● Exercise requirements
Read the material below. Count the lines containing "this" and give that count alone.

=== Entries provided ===

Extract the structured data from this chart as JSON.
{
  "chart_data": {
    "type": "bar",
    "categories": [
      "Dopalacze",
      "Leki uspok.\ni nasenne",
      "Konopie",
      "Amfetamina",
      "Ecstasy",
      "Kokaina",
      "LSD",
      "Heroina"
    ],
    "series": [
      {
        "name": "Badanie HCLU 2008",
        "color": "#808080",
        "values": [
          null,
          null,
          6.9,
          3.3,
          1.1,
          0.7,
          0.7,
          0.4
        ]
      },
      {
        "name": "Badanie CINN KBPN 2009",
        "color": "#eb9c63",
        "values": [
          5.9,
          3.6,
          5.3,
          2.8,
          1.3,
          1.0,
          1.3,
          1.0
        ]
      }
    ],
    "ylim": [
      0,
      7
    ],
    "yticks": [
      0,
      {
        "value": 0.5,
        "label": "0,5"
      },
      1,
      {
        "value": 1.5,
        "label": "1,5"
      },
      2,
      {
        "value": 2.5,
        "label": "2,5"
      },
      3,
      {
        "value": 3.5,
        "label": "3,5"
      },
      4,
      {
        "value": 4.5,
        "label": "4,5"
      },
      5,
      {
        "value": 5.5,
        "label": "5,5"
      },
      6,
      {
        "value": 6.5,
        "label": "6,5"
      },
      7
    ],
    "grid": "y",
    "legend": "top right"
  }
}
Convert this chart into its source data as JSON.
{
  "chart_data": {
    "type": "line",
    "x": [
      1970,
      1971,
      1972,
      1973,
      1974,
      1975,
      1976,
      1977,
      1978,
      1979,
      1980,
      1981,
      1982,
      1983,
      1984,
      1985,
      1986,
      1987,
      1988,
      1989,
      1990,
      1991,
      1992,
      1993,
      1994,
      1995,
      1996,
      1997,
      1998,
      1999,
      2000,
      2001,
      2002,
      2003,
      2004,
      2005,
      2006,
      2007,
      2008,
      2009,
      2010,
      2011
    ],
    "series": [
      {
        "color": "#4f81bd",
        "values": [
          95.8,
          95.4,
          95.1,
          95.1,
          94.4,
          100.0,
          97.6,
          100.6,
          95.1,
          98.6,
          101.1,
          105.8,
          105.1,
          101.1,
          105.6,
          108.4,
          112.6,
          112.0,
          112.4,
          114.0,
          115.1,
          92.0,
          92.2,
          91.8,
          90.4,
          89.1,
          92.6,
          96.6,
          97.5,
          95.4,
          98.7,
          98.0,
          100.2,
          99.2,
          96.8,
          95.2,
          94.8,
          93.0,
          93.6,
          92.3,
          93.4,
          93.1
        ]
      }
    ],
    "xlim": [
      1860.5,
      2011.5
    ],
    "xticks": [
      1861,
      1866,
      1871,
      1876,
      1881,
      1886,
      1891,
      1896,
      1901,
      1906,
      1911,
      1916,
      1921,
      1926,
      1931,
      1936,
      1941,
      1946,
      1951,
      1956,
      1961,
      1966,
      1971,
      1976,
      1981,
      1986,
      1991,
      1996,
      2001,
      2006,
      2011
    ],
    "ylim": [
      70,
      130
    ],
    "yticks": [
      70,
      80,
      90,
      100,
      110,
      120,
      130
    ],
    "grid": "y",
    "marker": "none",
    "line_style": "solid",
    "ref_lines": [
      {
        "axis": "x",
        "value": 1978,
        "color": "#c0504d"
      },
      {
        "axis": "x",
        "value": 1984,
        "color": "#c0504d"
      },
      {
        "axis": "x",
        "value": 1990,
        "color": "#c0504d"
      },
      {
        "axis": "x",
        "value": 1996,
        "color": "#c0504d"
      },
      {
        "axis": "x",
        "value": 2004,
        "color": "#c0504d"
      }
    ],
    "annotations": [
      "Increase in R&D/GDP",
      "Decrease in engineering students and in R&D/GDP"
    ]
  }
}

===

● Solution below
2